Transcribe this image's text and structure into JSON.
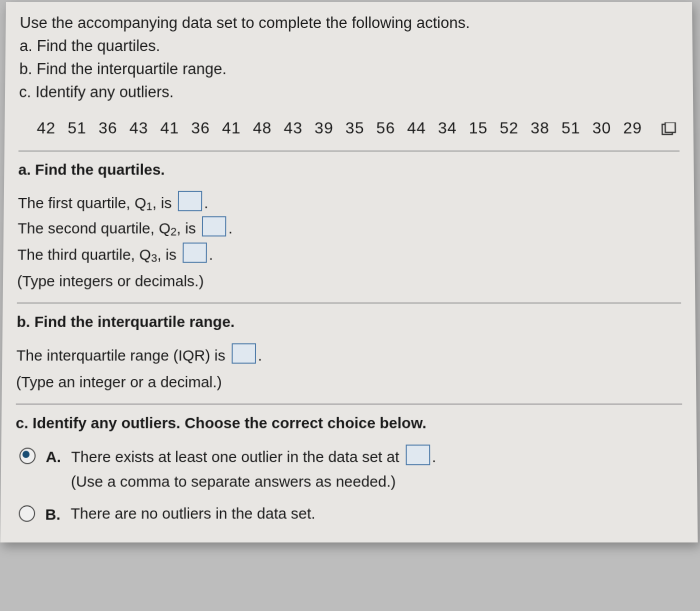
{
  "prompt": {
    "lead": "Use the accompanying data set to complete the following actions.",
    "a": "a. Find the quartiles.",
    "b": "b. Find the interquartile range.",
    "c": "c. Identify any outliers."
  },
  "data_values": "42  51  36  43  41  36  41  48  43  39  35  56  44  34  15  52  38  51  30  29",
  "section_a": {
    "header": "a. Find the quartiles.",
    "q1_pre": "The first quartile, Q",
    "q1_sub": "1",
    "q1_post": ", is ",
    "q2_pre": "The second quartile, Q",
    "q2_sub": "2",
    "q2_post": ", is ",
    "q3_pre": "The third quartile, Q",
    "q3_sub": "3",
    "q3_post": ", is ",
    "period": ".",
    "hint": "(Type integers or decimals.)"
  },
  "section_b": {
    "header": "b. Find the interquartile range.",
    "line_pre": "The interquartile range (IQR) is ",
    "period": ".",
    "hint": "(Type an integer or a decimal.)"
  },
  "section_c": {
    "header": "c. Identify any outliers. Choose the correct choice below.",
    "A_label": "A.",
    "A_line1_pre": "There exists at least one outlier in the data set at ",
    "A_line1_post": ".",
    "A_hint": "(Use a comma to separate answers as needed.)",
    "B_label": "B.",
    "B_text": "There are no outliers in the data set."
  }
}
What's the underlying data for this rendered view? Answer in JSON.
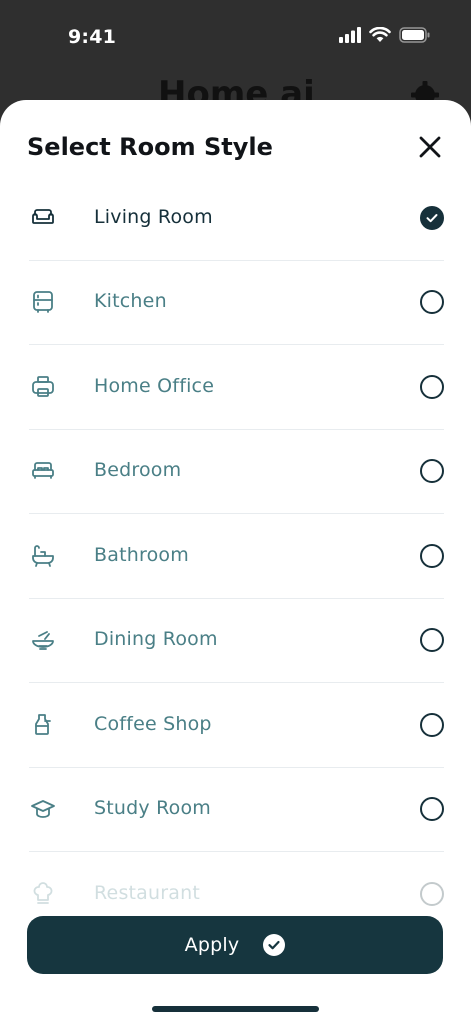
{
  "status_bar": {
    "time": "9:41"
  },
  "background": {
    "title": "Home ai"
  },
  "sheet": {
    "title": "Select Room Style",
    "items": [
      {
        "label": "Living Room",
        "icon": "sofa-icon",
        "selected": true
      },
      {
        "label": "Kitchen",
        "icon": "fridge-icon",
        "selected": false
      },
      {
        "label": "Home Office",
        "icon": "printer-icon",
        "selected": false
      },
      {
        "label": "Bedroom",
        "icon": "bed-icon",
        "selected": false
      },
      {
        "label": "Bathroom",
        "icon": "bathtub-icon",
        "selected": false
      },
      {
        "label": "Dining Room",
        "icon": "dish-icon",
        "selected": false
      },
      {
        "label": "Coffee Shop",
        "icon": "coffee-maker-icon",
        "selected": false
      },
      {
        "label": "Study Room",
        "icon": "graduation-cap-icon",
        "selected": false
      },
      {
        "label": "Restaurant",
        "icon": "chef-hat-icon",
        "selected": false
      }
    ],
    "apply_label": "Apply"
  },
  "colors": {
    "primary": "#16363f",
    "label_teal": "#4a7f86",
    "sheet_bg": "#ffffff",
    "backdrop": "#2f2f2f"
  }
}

:: DIRECTIONS ::
Looking at the records above, extract only the lines from the one with "What's the underlying" through the last line, exactly, with the pictures left out.

:: REPLY ::
What's the underlying data for this rendered view? Answer in JSON.
{
  "status_bar": {
    "time": "9:41"
  },
  "background": {
    "title": "Home ai"
  },
  "sheet": {
    "title": "Select Room Style",
    "items": [
      {
        "label": "Living Room",
        "icon": "sofa-icon",
        "selected": true
      },
      {
        "label": "Kitchen",
        "icon": "fridge-icon",
        "selected": false
      },
      {
        "label": "Home Office",
        "icon": "printer-icon",
        "selected": false
      },
      {
        "label": "Bedroom",
        "icon": "bed-icon",
        "selected": false
      },
      {
        "label": "Bathroom",
        "icon": "bathtub-icon",
        "selected": false
      },
      {
        "label": "Dining Room",
        "icon": "dish-icon",
        "selected": false
      },
      {
        "label": "Coffee Shop",
        "icon": "coffee-maker-icon",
        "selected": false
      },
      {
        "label": "Study Room",
        "icon": "graduation-cap-icon",
        "selected": false
      },
      {
        "label": "Restaurant",
        "icon": "chef-hat-icon",
        "selected": false
      }
    ],
    "apply_label": "Apply"
  },
  "colors": {
    "primary": "#16363f",
    "label_teal": "#4a7f86",
    "sheet_bg": "#ffffff",
    "backdrop": "#2f2f2f"
  }
}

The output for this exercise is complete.